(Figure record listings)

--------------------------------

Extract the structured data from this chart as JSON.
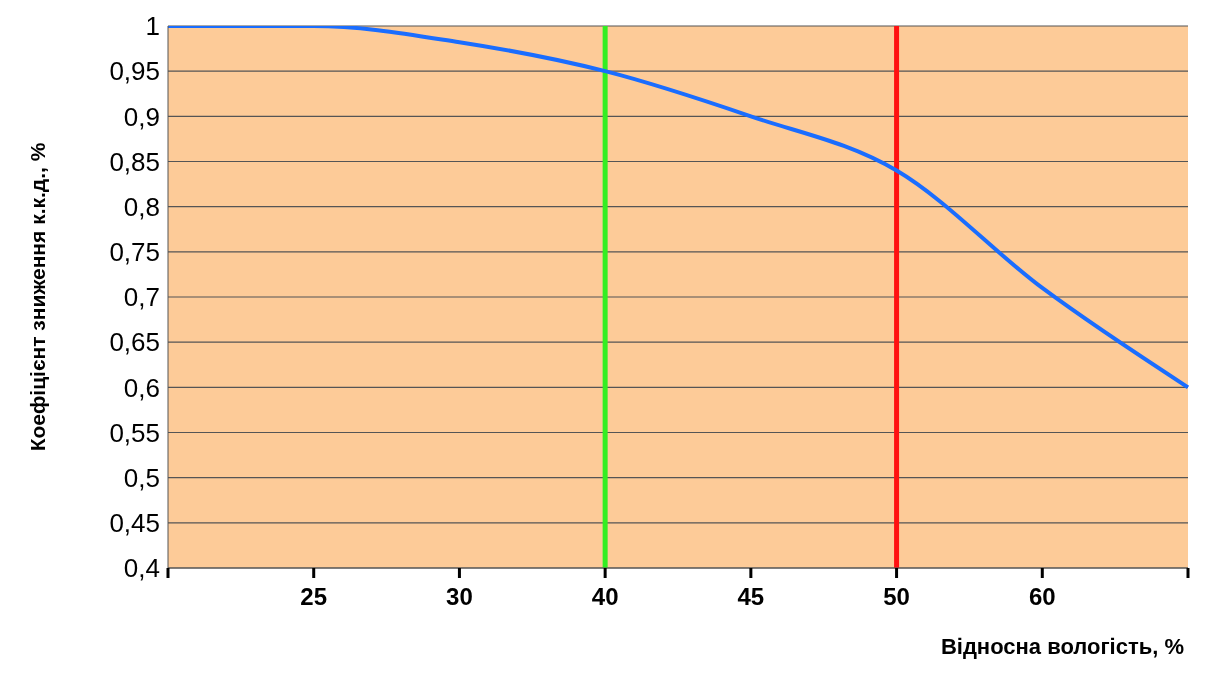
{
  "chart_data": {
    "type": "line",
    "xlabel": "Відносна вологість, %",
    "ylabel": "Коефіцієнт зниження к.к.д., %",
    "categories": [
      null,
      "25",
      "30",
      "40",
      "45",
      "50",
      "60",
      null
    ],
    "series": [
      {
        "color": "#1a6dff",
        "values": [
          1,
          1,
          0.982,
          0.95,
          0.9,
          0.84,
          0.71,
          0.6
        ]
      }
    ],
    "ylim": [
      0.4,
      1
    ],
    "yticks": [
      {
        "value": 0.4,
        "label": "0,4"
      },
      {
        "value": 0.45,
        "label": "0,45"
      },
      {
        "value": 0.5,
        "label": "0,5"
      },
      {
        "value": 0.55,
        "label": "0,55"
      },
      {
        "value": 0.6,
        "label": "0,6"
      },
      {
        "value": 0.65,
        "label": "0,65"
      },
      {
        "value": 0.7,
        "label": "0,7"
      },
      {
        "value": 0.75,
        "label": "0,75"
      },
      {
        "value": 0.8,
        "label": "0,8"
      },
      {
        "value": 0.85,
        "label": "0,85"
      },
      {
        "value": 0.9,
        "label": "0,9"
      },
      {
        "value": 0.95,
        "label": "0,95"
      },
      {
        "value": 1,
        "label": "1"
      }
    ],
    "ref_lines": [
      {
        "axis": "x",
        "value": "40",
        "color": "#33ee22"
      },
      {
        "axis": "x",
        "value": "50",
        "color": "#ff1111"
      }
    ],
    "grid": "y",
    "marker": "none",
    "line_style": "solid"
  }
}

--------------------------------

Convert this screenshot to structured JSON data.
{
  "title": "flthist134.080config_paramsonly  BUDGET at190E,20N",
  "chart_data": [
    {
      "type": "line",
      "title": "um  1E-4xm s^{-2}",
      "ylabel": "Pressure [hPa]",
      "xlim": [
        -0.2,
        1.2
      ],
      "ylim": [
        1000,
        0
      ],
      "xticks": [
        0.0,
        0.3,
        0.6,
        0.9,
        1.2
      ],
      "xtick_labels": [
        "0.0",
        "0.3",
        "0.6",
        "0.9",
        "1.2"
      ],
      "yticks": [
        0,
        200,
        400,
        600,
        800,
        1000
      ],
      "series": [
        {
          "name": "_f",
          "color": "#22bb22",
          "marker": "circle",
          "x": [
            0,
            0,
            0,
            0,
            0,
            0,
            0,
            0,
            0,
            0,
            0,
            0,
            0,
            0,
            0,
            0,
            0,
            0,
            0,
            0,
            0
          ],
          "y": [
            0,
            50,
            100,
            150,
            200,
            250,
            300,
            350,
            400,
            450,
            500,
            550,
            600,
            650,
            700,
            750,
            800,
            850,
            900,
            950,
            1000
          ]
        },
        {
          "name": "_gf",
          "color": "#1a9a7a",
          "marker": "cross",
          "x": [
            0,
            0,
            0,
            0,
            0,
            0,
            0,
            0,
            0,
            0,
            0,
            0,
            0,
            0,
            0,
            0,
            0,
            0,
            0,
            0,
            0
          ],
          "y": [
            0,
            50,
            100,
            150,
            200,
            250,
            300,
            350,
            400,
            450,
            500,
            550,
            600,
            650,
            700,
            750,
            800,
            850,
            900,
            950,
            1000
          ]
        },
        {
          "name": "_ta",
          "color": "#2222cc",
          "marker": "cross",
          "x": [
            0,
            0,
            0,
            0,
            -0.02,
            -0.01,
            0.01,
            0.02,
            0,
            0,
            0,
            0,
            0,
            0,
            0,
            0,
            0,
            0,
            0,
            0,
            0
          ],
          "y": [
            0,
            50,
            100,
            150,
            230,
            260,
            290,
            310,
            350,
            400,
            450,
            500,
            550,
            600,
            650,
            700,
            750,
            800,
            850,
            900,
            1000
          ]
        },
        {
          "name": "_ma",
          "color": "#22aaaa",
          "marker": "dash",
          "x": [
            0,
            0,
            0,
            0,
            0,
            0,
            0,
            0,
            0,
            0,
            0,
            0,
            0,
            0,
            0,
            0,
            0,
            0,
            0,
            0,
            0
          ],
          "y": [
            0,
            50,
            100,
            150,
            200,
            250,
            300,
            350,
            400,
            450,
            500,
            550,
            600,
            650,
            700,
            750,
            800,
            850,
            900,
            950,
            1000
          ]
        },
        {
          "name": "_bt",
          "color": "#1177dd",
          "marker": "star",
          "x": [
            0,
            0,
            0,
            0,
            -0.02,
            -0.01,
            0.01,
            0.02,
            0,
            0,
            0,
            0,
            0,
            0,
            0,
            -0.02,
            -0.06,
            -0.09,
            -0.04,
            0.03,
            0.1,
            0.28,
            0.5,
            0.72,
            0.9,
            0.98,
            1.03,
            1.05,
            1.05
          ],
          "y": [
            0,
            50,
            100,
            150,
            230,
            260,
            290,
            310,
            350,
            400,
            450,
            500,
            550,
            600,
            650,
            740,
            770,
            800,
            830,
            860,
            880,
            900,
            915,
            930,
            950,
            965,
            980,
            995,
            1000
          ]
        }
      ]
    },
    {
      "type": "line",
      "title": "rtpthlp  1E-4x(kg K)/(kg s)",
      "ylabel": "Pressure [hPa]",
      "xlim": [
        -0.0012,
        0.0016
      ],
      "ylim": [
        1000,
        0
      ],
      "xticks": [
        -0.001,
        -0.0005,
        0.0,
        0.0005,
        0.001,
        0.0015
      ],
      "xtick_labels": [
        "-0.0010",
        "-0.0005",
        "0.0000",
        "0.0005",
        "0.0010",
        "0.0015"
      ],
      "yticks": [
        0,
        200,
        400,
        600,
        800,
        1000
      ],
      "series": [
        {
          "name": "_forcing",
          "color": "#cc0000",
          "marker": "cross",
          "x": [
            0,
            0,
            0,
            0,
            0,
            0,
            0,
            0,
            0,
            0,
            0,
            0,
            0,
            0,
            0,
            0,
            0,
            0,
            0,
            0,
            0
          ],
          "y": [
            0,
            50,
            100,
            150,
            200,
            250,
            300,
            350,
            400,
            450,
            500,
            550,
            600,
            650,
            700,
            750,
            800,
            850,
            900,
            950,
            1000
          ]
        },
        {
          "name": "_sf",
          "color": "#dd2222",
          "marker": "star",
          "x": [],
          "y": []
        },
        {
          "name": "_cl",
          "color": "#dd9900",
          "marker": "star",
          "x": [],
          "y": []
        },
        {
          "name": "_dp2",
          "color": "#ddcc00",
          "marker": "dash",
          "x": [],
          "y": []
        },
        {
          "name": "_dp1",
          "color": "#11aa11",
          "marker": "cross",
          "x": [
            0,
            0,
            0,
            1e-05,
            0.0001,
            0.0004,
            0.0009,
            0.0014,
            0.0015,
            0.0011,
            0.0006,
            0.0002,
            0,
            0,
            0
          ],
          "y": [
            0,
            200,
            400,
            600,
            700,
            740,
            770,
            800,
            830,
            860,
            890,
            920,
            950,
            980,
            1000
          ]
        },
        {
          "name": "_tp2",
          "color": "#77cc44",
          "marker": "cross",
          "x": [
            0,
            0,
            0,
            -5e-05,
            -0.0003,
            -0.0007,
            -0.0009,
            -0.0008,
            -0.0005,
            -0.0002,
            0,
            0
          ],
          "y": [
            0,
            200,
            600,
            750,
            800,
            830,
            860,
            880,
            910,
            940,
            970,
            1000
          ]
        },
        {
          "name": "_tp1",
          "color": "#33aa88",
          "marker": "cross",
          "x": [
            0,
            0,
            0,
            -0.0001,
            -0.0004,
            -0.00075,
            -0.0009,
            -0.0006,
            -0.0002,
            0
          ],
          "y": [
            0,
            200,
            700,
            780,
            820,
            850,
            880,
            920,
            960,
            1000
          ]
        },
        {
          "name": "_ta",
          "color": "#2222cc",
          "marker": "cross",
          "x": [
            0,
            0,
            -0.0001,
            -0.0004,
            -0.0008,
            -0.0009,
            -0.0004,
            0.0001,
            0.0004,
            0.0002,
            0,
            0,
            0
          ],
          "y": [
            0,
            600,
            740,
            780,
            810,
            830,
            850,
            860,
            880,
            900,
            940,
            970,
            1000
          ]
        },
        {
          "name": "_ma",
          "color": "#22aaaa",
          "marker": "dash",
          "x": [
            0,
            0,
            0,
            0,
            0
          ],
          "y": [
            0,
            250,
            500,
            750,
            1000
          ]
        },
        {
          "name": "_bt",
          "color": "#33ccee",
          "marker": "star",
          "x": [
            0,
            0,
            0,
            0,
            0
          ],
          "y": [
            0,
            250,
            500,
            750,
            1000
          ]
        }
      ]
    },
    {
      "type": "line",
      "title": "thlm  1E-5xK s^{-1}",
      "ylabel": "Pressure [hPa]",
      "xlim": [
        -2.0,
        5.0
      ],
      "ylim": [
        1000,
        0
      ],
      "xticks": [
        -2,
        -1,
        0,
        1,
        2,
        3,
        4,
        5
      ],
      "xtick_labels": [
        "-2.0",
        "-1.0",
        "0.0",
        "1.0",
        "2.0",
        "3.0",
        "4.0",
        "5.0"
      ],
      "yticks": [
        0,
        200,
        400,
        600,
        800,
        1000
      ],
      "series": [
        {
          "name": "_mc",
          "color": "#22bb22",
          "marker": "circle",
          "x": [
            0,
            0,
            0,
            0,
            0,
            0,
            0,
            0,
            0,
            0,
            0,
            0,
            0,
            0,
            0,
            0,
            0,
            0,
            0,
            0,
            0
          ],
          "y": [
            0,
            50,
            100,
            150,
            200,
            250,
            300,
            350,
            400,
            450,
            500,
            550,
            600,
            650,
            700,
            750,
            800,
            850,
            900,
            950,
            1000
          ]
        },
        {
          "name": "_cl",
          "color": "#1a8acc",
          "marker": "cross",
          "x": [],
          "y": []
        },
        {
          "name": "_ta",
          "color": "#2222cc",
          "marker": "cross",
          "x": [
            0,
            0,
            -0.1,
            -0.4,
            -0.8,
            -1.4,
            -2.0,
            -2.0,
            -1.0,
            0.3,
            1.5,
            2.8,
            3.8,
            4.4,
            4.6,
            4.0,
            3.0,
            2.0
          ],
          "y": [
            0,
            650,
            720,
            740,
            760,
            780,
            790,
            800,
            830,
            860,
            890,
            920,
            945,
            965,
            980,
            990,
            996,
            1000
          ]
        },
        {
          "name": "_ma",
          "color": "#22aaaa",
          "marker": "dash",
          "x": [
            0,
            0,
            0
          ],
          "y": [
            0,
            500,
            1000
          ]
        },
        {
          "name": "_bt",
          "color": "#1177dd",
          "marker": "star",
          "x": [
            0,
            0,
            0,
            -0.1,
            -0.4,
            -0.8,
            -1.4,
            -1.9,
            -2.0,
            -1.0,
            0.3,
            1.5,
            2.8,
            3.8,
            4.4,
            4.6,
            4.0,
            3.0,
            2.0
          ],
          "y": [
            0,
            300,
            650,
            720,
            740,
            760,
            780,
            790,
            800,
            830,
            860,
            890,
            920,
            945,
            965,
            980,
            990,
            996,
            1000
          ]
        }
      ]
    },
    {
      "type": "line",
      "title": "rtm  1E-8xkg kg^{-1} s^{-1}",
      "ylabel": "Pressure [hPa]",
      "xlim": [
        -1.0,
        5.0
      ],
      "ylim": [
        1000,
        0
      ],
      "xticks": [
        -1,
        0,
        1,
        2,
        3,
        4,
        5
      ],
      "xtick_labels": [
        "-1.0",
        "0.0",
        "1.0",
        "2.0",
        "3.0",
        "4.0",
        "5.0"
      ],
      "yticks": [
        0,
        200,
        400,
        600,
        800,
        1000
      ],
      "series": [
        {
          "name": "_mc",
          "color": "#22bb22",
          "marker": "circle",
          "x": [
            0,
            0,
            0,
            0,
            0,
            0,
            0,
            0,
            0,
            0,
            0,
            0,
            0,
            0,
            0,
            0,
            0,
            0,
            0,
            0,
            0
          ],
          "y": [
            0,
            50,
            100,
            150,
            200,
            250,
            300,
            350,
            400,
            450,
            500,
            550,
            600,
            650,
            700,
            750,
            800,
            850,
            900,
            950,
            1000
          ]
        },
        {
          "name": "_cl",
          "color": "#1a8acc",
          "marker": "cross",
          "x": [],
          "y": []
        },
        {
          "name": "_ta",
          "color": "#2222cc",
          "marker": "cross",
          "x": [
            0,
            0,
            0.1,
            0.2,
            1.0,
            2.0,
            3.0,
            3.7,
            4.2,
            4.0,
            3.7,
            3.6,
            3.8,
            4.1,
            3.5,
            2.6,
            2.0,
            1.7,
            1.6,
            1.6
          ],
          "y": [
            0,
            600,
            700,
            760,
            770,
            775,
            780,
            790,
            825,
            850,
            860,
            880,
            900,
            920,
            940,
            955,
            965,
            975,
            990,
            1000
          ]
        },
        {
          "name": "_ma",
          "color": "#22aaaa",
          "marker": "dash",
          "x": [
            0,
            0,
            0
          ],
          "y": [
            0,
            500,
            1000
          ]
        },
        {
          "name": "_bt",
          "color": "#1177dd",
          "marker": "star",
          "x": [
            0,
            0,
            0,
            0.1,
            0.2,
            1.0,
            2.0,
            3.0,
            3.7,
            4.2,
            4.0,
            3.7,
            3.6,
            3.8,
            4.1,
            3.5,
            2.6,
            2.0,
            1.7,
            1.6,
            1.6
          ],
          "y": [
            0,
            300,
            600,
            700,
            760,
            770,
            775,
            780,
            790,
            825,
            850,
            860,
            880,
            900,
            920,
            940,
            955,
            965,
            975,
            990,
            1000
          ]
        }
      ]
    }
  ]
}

--------------------------------

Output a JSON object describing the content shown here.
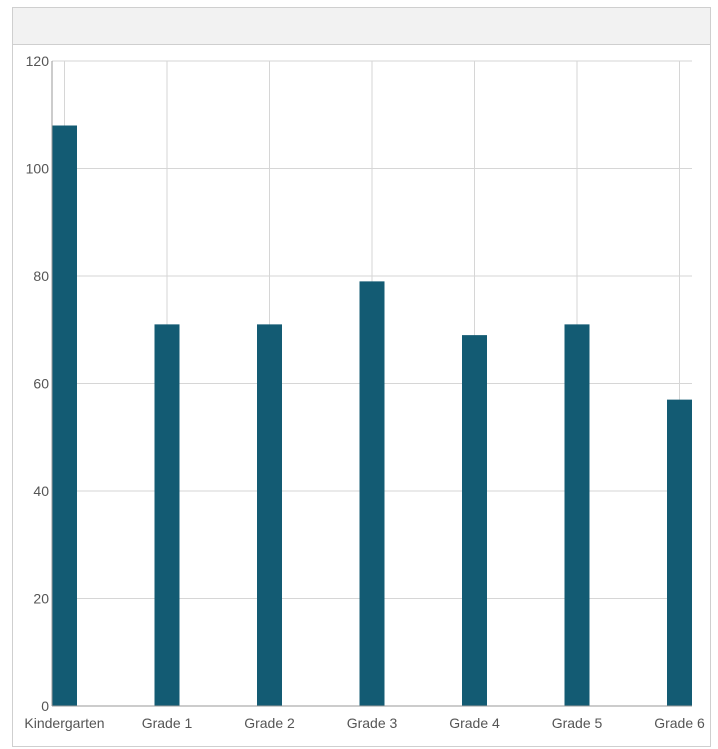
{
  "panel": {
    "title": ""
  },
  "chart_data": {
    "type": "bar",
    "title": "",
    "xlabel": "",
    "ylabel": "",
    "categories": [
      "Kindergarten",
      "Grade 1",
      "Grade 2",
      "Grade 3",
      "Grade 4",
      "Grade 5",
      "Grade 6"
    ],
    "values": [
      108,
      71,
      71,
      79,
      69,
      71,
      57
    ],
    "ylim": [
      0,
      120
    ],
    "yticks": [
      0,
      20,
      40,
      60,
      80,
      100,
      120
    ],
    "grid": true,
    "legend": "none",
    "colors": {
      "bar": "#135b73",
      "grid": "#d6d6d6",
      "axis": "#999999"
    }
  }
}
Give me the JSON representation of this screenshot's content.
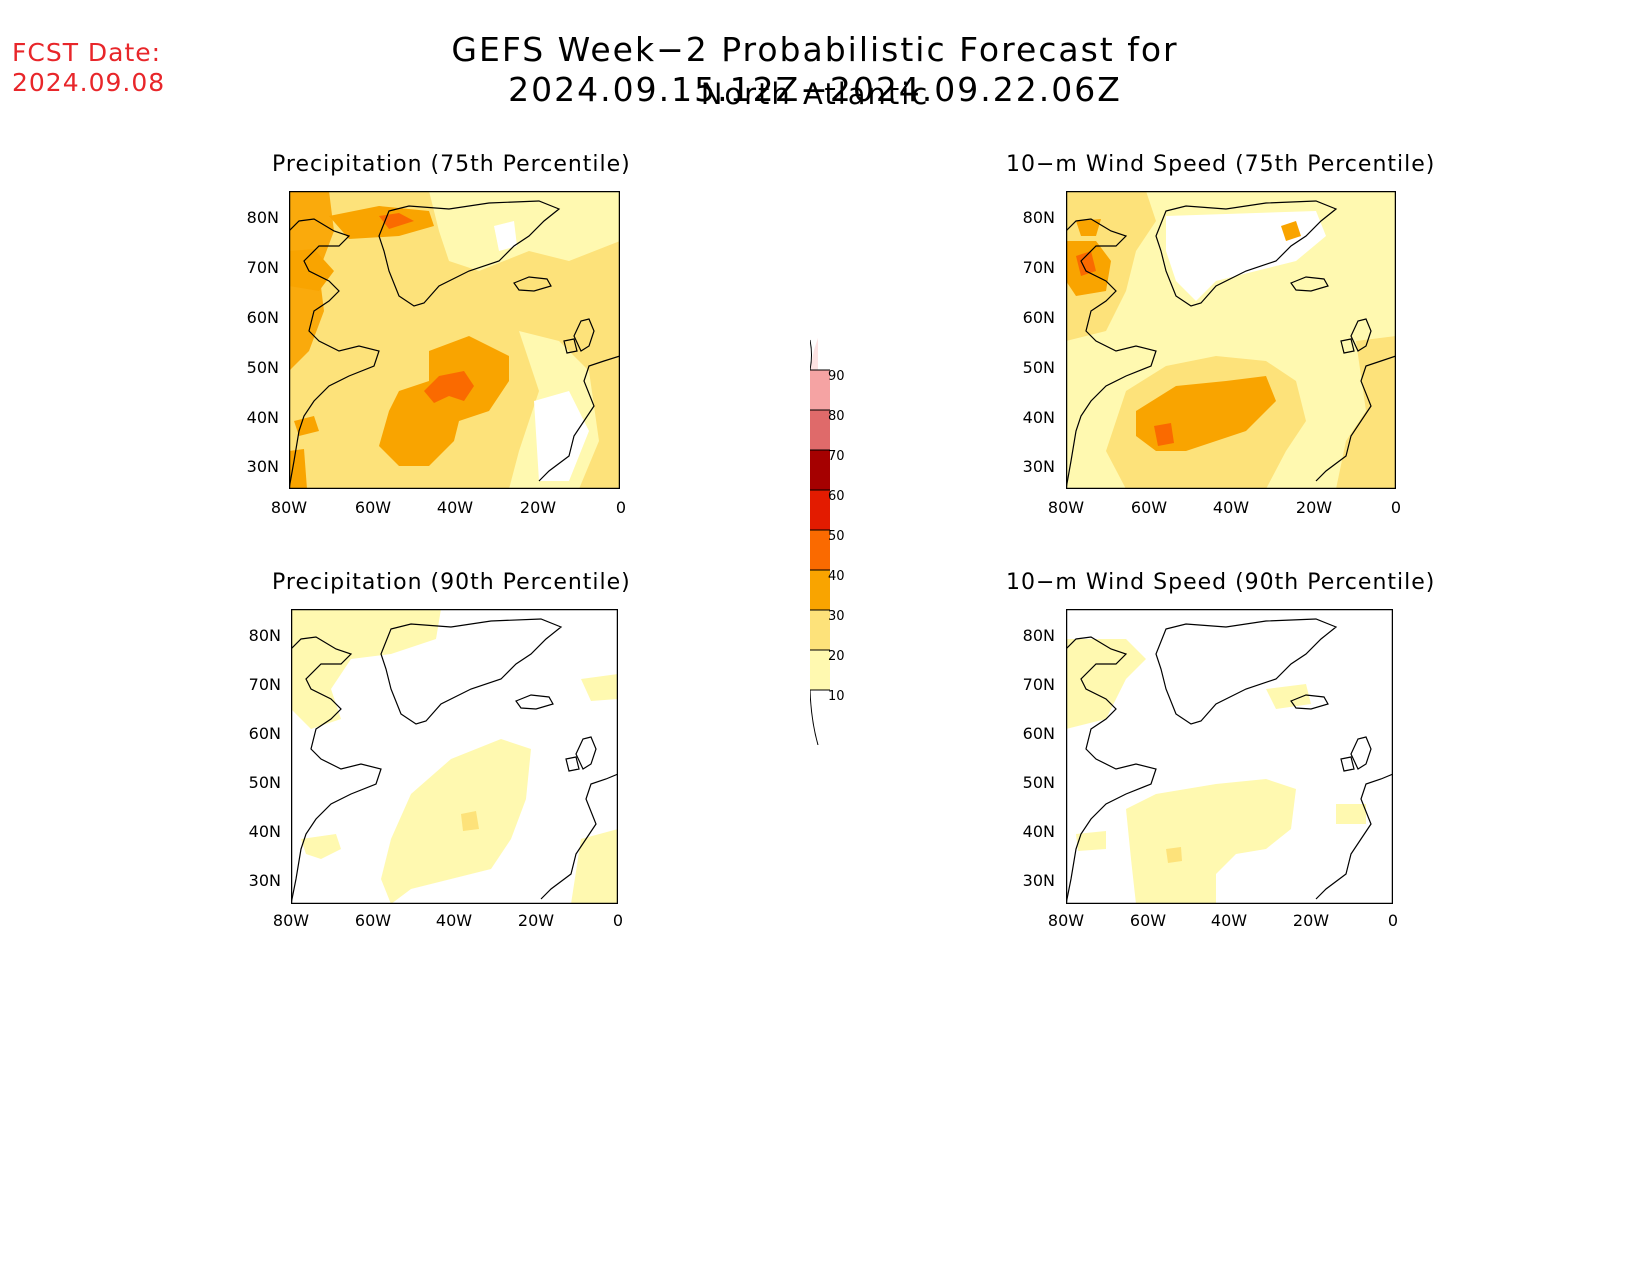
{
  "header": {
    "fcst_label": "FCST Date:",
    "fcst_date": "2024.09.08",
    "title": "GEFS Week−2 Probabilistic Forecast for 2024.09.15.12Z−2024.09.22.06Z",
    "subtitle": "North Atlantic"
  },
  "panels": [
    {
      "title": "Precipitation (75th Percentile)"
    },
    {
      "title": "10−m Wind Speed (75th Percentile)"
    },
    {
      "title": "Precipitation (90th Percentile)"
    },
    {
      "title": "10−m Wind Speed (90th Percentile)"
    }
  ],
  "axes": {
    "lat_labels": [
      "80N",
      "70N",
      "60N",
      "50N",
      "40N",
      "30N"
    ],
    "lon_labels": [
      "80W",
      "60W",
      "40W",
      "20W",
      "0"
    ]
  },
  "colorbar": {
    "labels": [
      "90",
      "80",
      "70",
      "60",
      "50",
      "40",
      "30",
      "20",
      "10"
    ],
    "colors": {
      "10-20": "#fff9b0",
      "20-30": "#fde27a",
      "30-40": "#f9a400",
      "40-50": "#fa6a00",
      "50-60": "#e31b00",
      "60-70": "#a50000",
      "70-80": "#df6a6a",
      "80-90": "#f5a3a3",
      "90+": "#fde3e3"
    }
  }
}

--------------------------------

→ **WHAT TO WORK ON**: Work out how many lines in the records above hold the string "JSON", then give only that count.

→ **RESULT BELOW**: 4